* [Excerpt to read]
Scheme of r-hyperspec packages

GegznaV commented 4 years ago

For me, it is a bit unclear, where we are going to with this project and how it should look at the end of this summer. The vision in the form of a scheme/flowchart would be helpful. The scheme should contain the names of r-hyperspec family packages and other non-package repositories we are going to create and the dependencies between them. The scheme may change later.

And I'm preparing a draft scheme which could be a starting point for the discussion.

GegznaV commented 4 years ago

@r-hyperspec/r-hyperspec These schemes are for discussion on Wednesday's meeting. They show how I understand our vision of r-hyperspec family (two versions of the vision are presented). Please, study and prepare your suggestions.

UPDATE: I updated the schemes and moved them to the message below.

The graphs are implemented with GraphViz via DiagrammeR in RStudio. Sources: r-hyperspec-schemes-GraphViz.zip Unzip, open in RStudio and press "Preview" button. Modify and press "Preview" again.

eoduniyi commented 4 years ago

Great job @GegznaV

bryanhanson commented 4 years ago

A couple of comments.

First, and this applies globally to the project: the key goal for GSOC is to make things easier to maintain. The overall idea of breaking into pieces is a good one. At the same time, to me, another way to conceptualize making things easier to maintain is to make things simpler. I think we should aim for as few pieces as possible.
Version 1 is closer to how I understand what we were/are aiming for.
I don't recall discussion of hySpc.io previously, but I may have forgotten. If it is a wrapper for importing should it be positioned between hyperSpec and hySpc.read.*?
To date, the concept of hySpc.pkgs was to serve the data packages that are too large for CRAN. We could of course have it serve anything, but it would be simpler and certainly more standard if develop versions are installed from their respective repos via remotes::install_github.

GegznaV commented 4 years ago

I corrected some issues in the schemes.

Scheme 1

![image](https://user-images.githubusercontent.com/12725868/87557771-000c1100-c6c1-11ea-9bc0-16b9ce58a1ab.png)

Scheme 2

![image](https://user-images.githubusercontent.com/12725868/87558457-cdaee380-c6c1-11ea-83ff-aedd57f015c6.png)

* [Prompt 1]
Format the rows as a numbered list, beginning at the first row and stopping after the row that contains "105, 476, 124]". Leave out any blank lines.

* [Extracted records]
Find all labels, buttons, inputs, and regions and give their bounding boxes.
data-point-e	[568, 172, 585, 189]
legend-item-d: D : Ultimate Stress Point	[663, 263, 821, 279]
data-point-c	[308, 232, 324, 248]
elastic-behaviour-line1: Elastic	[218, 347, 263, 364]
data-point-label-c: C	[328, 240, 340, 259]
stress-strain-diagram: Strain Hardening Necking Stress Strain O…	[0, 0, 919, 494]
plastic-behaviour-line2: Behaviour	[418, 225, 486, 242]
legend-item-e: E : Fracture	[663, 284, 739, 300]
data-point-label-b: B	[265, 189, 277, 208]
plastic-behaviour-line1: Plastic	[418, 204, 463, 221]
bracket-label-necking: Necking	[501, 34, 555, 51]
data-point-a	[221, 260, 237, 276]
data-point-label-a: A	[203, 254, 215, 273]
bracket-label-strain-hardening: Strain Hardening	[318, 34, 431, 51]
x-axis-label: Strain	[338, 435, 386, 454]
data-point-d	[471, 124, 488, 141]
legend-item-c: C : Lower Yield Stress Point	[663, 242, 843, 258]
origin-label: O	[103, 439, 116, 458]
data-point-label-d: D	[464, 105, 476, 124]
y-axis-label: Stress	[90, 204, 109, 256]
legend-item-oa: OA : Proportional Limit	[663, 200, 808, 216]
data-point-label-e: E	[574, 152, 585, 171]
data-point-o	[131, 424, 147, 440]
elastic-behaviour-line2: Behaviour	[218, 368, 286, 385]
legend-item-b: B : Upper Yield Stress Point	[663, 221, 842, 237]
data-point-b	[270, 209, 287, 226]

* [Prompt 2]
In the r-hyperspec package scheme thread, what was the concept of hySpc.pkgs up to that point?

* [Worked answer 1]
1. Find all labels, buttons, inputs, and regions and give their bounding boxes.
2. data-point-e	[568, 172, 585, 189]
3. legend-item-d: D : Ultimate Stress Point	[663, 263, 821, 279]
4. data-point-c	[308, 232, 324, 248]
5. elastic-behaviour-line1: Elastic	[218, 347, 263, 364]
6. data-point-label-c: C	[328, 240, 340, 259]
7. stress-strain-diagram: Strain Hardening Necking Stress Strain O…	[0, 0, 919, 494]
8. plastic-behaviour-line2: Behaviour	[418, 225, 486, 242]
9. legend-item-e: E : Fracture	[663, 284, 739, 300]
10. data-point-label-b: B	[265, 189, 277, 208]
11. plastic-behaviour-line1: Plastic	[418, 204, 463, 221]
12. bracket-label-necking: Necking	[501, 34, 555, 51]
13. data-point-a	[221, 260, 237, 276]
14. data-point-label-a: A	[203, 254, 215, 273]
15. bracket-label-strain-hardening: Strain Hardening	[318, 34, 431, 51]
16. x-axis-label: Strain	[338, 435, 386, 454]
17. data-point-d	[471, 124, 488, 141]
18. legend-item-c: C : Lower Yield Stress Point	[663, 242, 843, 258]
19. origin-label: O	[103, 439, 116, 458]
20. data-point-label-d: D	[464, 105, 476, 124]

* [Worked answer 2]
Its purpose was to serve the data packages that are too large for CRAN.